╭─ RECORD EXTRACTS
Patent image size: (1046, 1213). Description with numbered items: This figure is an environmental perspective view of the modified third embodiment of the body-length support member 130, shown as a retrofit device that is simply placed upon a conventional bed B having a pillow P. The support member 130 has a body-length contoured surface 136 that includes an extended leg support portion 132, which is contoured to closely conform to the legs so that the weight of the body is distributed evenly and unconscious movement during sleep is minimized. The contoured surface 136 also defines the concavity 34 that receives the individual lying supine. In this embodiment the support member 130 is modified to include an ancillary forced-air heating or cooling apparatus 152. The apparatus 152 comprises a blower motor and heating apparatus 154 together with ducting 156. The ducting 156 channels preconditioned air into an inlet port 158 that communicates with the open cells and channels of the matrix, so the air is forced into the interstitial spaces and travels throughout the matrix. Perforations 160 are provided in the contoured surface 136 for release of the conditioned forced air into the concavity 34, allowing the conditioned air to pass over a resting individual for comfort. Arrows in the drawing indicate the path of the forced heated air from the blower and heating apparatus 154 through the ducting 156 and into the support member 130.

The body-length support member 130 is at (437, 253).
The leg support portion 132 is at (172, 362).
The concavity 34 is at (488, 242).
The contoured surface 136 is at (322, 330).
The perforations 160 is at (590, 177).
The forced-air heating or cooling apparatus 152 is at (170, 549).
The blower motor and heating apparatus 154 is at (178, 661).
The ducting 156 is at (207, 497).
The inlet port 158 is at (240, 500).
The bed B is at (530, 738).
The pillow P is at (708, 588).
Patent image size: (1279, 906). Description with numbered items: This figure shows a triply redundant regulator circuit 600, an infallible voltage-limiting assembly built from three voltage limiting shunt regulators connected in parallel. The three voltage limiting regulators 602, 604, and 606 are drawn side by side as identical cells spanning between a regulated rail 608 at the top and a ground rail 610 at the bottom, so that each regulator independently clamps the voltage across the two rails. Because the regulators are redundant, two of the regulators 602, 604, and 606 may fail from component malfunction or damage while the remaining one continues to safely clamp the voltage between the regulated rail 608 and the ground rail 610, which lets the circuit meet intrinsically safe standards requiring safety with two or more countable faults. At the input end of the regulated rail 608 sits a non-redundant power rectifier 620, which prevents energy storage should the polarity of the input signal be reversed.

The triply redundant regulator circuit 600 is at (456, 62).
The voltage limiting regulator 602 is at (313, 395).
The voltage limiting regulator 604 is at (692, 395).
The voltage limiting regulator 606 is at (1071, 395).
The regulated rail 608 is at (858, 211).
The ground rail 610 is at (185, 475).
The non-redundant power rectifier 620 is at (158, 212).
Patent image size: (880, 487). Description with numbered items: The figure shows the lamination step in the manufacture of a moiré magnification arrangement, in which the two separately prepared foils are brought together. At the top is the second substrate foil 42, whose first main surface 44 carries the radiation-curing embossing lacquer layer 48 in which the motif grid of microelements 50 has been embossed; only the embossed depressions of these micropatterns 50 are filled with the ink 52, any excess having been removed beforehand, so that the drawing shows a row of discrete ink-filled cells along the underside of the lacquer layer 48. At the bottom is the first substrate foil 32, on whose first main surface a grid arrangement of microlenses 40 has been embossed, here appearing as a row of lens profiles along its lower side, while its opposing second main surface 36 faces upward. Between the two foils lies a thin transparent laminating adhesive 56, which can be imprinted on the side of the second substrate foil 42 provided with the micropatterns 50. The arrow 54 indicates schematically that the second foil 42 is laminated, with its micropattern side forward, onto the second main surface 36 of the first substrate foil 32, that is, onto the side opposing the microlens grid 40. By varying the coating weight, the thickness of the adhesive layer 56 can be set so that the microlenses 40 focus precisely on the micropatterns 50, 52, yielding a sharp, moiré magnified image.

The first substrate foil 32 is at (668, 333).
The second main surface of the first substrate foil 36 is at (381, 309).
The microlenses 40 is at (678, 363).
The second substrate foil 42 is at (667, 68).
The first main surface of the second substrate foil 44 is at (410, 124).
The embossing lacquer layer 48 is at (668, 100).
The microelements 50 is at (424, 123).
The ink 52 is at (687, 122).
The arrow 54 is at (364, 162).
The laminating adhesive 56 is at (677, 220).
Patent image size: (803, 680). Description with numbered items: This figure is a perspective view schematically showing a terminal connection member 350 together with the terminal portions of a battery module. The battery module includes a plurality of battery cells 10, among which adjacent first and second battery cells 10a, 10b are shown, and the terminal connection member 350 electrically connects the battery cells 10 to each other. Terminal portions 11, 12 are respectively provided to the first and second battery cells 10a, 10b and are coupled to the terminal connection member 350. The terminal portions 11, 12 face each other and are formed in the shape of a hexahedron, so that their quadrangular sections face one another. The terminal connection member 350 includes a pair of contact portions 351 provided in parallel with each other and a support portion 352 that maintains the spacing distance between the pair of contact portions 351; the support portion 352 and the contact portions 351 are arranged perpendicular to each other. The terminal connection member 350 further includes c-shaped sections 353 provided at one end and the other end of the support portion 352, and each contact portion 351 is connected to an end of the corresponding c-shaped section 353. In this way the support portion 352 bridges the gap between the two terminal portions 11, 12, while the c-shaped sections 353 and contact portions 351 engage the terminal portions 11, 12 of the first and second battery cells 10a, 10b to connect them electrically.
╰─
*TASK PROMPT*: Leaving nothing out, print each line above exactly.

*ANSWER TO THIS PROBLEM*:
Patent image size: (1046, 1213). Description with numbered items: This figure is an environmental perspective view of the modified third embodiment of the body-length support member 130, shown as a retrofit device that is simply placed upon a conventional bed B having a pillow P. The support member 130 has a body-length contoured surface 136 that includes an extended leg support portion 132, which is contoured to closely conform to the legs so that the weight of the body is distributed evenly and unconscious movement during sleep is minimized. The contoured surface 136 also defines the concavity 34 that receives the individual lying supine. In this embodiment the support member 130 is modified to include an ancillary forced-air heating or cooling apparatus 152. The apparatus 152 comprises a blower motor and heating apparatus 154 together with ducting 156. The ducting 156 channels preconditioned air into an inlet port 158 that communicates with the open cells and channels of the matrix, so the air is forced into the interstitial spaces and travels throughout the matrix. Perforations 160 are provided in the contoured surface 136 for release of the conditioned forced air into the concavity 34, allowing the conditioned air to pass over a resting individual for comfort. Arrows in the drawing indicate the path of the forced heated air from the blower and heating apparatus 154 through the ducting 156 and into the support member 130.

The body-length support member 130 is at (437, 253).
The leg support portion 132 is at (172, 362).
The concavity 34 is at (488, 242).
The contoured surface 136 is at (322, 330).
The perforations 160 is at (590, 177).
The forced-air heating or cooling apparatus 152 is at (170, 549).
The blower motor and heating apparatus 154 is at (178, 661).
The ducting 156 is at (207, 497).
The inlet port 158 is at (240, 500).
The bed B is at (530, 738).
The pillow P is at (708, 588).
Patent image size: (1279, 906). Description with numbered items: This figure shows a triply redundant regulator circuit 600, an infallible voltage-limiting assembly built from three voltage limiting shunt regulators connected in parallel. The three voltage limiting regulators 602, 604, and 606 are drawn side by side as identical cells spanning between a regulated rail 608 at the top and a ground rail 610 at the bottom, so that each regulator independently clamps the voltage across the two rails. Because the regulators are redundant, two of the regulators 602, 604, and 606 may fail from component malfunction or damage while the remaining one continues to safely clamp the voltage between the regulated rail 608 and the ground rail 610, which lets the circuit meet intrinsically safe standards requiring safety with two or more countable faults. At the input end of the regulated rail 608 sits a non-redundant power rectifier 620, which prevents energy storage should the polarity of the input signal be reversed.

The triply redundant regulator circuit 600 is at (456, 62).
The voltage limiting regulator 602 is at (313, 395).
The voltage limiting regulator 604 is at (692, 395).
The voltage limiting regulator 606 is at (1071, 395).
The regulated rail 608 is at (858, 211).
The ground rail 610 is at (185, 475).
The non-redundant power rectifier 620 is at (158, 212).
Patent image size: (880, 487). Description with numbered items: The figure shows the lamination step in the manufacture of a moiré magnification arrangement, in which the two separately prepared foils are brought together. At the top is the second substrate foil 42, whose first main surface 44 carries the radiation-curing embossing lacquer layer 48 in which the motif grid of microelements 50 has been embossed; only the embossed depressions of these micropatterns 50 are filled with the ink 52, any excess having been removed beforehand, so that the drawing shows a row of discrete ink-filled cells along the underside of the lacquer layer 48. At the bottom is the first substrate foil 32, on whose first main surface a grid arrangement of microlenses 40 has been embossed, here appearing as a row of lens profiles along its lower side, while its opposing second main surface 36 faces upward. Between the two foils lies a thin transparent laminating adhesive 56, which can be imprinted on the side of the second substrate foil 42 provided with the micropatterns 50. The arrow 54 indicates schematically that the second foil 42 is laminated, with its micropattern side forward, onto the second main surface 36 of the first substrate foil 32, that is, onto the side opposing the microlens grid 40. By varying the coating weight, the thickness of the adhesive layer 56 can be set so that the microlenses 40 focus precisely on the micropatterns 50, 52, yielding a sharp, moiré magnified image.

The first substrate foil 32 is at (668, 333).
The second main surface of the first substrate foil 36 is at (381, 309).
The microlenses 40 is at (678, 363).
The second substrate foil 42 is at (667, 68).
The first main surface of the second substrate foil 44 is at (410, 124).
The embossing lacquer layer 48 is at (668, 100).
The microelements 50 is at (424, 123).
The ink 52 is at (687, 122).
The arrow 54 is at (364, 162).
The laminating adhesive 56 is at (677, 220).
Patent image size: (803, 680). Description with numbered items: This figure is a perspective view schematically showing a terminal connection member 350 together with the terminal portions of a battery module. The battery module includes a plurality of battery cells 10, among which adjacent first and second battery cells 10a, 10b are shown, and the terminal connection member 350 electrically connects the battery cells 10 to each other. Terminal portions 11, 12 are respectively provided to the first and second battery cells 10a, 10b and are coupled to the terminal connection member 350. The terminal portions 11, 12 face each other and are formed in the shape of a hexahedron, so that their quadrangular sections face one another. The terminal connection member 350 includes a pair of contact portions 351 provided in parallel with each other and a support portion 352 that maintains the spacing distance between the pair of contact portions 351; the support portion 352 and the contact portions 351 are arranged perpendicular to each other. The terminal connection member 350 further includes c-shaped sections 353 provided at one end and the other end of the support portion 352, and each contact portion 351 is connected to an end of the corresponding c-shaped section 353. In this way the support portion 352 bridges the gap between the two terminal portions 11, 12, while the c-shaped sections 353 and contact portions 351 engage the terminal portions 11, 12 of the first and second battery cells 10a, 10b to connect them electrically.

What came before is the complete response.